▶ **REQUIRED WORK**: Your task is to print all of the data word for word.

+++ DATA LISTING +++

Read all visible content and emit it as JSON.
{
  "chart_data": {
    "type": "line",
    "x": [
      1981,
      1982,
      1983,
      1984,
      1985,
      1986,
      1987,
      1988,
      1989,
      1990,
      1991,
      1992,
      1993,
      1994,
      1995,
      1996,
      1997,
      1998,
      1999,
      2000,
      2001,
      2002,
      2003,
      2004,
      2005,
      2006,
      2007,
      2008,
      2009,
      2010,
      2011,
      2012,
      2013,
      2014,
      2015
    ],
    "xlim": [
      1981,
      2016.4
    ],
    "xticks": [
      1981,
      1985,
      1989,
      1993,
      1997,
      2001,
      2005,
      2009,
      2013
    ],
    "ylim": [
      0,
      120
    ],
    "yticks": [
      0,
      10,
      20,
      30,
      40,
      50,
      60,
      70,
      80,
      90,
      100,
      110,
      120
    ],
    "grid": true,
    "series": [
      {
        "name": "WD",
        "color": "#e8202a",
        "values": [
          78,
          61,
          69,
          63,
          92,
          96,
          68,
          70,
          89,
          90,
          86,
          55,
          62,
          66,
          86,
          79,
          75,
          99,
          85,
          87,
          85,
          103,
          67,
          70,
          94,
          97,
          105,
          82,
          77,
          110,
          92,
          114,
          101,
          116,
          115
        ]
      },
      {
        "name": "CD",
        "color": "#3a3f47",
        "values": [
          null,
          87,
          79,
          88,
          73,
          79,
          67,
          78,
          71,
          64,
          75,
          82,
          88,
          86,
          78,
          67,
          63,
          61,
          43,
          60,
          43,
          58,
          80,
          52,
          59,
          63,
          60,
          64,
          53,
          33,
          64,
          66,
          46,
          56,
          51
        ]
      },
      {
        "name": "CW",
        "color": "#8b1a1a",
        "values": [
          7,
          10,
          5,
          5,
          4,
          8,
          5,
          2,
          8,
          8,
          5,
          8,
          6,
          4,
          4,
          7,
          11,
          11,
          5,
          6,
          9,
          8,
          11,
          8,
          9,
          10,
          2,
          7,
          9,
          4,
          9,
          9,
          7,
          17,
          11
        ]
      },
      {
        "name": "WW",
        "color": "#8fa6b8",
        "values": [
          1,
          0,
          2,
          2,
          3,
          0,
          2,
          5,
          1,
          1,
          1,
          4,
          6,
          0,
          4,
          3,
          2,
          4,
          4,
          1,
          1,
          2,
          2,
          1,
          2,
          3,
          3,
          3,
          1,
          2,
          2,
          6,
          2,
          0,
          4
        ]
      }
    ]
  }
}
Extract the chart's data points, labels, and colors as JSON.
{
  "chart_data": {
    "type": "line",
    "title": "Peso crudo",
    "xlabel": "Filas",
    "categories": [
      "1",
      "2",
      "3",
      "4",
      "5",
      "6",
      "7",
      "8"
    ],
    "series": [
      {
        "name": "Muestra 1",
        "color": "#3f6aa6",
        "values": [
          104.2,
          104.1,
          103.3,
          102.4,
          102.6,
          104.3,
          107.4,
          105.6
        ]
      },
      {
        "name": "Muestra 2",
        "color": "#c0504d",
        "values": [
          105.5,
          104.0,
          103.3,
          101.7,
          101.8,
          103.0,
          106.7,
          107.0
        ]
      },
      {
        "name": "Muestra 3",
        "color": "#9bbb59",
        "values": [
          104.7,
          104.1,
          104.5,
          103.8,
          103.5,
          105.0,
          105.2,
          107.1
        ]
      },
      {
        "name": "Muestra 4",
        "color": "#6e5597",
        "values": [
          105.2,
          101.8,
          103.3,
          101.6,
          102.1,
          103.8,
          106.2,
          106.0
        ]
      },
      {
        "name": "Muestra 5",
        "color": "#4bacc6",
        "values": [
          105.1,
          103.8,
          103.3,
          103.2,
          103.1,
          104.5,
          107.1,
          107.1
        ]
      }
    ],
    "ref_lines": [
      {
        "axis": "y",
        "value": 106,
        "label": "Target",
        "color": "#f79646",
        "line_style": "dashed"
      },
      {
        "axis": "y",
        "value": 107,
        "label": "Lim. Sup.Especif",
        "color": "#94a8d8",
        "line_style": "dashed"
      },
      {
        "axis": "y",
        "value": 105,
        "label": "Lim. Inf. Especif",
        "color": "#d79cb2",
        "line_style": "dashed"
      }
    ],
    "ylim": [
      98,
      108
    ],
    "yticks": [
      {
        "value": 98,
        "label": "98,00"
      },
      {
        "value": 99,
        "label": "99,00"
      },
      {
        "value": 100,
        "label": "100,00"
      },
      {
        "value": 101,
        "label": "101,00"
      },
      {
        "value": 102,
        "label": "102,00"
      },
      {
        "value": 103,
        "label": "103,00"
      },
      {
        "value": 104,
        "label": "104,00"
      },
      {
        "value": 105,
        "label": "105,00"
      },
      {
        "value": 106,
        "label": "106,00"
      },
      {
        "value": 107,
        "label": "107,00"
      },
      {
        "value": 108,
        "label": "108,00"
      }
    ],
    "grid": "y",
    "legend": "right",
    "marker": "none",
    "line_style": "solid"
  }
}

+++

▶ **SOLVED PROBLEM**:
Read all visible content and emit it as JSON.
{
  "chart_data": {
    "type": "line",
    "x": [
      1981,
      1982,
      1983,
      1984,
      1985,
      1986,
      1987,
      1988,
      1989,
      1990,
      1991,
      1992,
      1993,
      1994,
      1995,
      1996,
      1997,
      1998,
      1999,
      2000,
      2001,
      2002,
      2003,
      2004,
      2005,
      2006,
      2007,
      2008,
      2009,
      2010,
      2011,
      2012,
      2013,
      2014,
      2015
    ],
    "xlim": [
      1981,
      2016.4
    ],
    "xticks": [
      1981,
      1985,
      1989,
      1993,
      1997,
      2001,
      2005,
      2009,
      2013
    ],
    "ylim": [
      0,
      120
    ],
    "yticks": [
      0,
      10,
      20,
      30,
      40,
      50,
      60,
      70,
      80,
      90,
      100,
      110,
      120
    ],
    "grid": true,
    "series": [
      {
        "name": "WD",
        "color": "#e8202a",
        "values": [
          78,
          61,
          69,
          63,
          92,
          96,
          68,
          70,
          89,
          90,
          86,
          55,
          62,
          66,
          86,
          79,
          75,
          99,
          85,
          87,
          85,
          103,
          67,
          70,
          94,
          97,
          105,
          82,
          77,
          110,
          92,
          114,
          101,
          116,
          115
        ]
      },
      {
        "name": "CD",
        "color": "#3a3f47",
        "values": [
          null,
          87,
          79,
          88,
          73,
          79,
          67,
          78,
          71,
          64,
          75,
          82,
          88,
          86,
          78,
          67,
          63,
          61,
          43,
          60,
          43,
          58,
          80,
          52,
          59,
          63,
          60,
          64,
          53,
          33,
          64,
          66,
          46,
          56,
          51
        ]
      },
      {
        "name": "CW",
        "color": "#8b1a1a",
        "values": [
          7,
          10,
          5,
          5,
          4,
          8,
          5,
          2,
          8,
          8,
          5,
          8,
          6,
          4,
          4,
          7,
          11,
          11,
          5,
          6,
          9,
          8,
          11,
          8,
          9,
          10,
          2,
          7,
          9,
          4,
          9,
          9,
          7,
          17,
          11
        ]
      },
      {
        "name": "WW",
        "color": "#8fa6b8",
        "values": [
          1,
          0,
          2,
          2,
          3,
          0,
          2,
          5,
          1,
          1,
          1,
          4,
          6,
          0,
          4,
          3,
          2,
          4,
          4,
          1,
          1,
          2,
          2,
          1,
          2,
          3,
          3,
          3,
          1,
          2,
          2,
          6,
          2,
          0,
          4
        ]
      }
    ]
  }
}
Extract the chart's data points, labels, and colors as JSON.
{
  "chart_data": {
    "type": "line",
    "title": "Peso crudo",
    "xlabel": "Filas",
    "categories": [
      "1",
      "2",
      "3",
      "4",
      "5",
      "6",
      "7",
      "8"
    ],
    "series": [
      {
        "name": "Muestra 1",
        "color": "#3f6aa6",
        "values": [
          104.2,
          104.1,
          103.3,
          102.4,
          102.6,
          104.3,
          107.4,
          105.6
        ]
      },
      {
        "name": "Muestra 2",
        "color": "#c0504d",
        "values": [
          105.5,
          104.0,
          103.3,
          101.7,
          101.8,
          103.0,
          106.7,
          107.0
        ]
      },
      {
        "name": "Muestra 3",
        "color": "#9bbb59",
        "values": [
          104.7,
          104.1,
          104.5,
          103.8,
          103.5,
          105.0,
          105.2,
          107.1
        ]
      },
      {
        "name": "Muestra 4",
        "color": "#6e5597",
        "values": [
          105.2,
          101.8,
          103.3,
          101.6,
          102.1,
          103.8,
          106.2,
          106.0
        ]
      },
      {
        "name": "Muestra 5",
        "color": "#4bacc6",
        "values": [
          105.1,
          103.8,
          103.3,
          103.2,
          103.1,
          104.5,
          107.1,
          107.1
        ]
      }
    ],
    "ref_lines": [
      {
        "axis": "y",
        "value": 106,
        "label": "Target",
        "color": "#f79646",
        "line_style": "dashed"
      },
      {
        "axis": "y",
        "value": 107,
        "label": "Lim. Sup.Especif",
        "color": "#94a8d8",
        "line_style": "dashed"
      },
      {
        "axis": "y",
        "value": 105,
        "label": "Lim. Inf. Especif",
        "color": "#d79cb2",
        "line_style": "dashed"
      }
    ],
    "ylim": [
      98,
      108
    ],
    "yticks": [
      {
        "value": 98,
        "label": "98,00"
      },
      {
        "value": 99,
        "label": "99,00"
      },
      {
        "value": 100,
        "label": "100,00"
      },
      {
        "value": 101,
        "label": "101,00"
      },
      {
        "value": 102,
        "label": "102,00"
      },
      {
        "value": 103,
        "label": "103,00"
      },
      {
        "value": 104,
        "label": "104,00"
      },
      {
        "value": 105,
        "label": "105,00"
      },
      {
        "value": 106,
        "label": "106,00"
      },
      {
        "value": 107,
        "label": "107,00"
      },
      {
        "value": 108,
        "label": "108,00"
      }
    ],
    "grid": "y",
    "legend": "right",
    "marker": "none",
    "line_style": "solid"
  }
}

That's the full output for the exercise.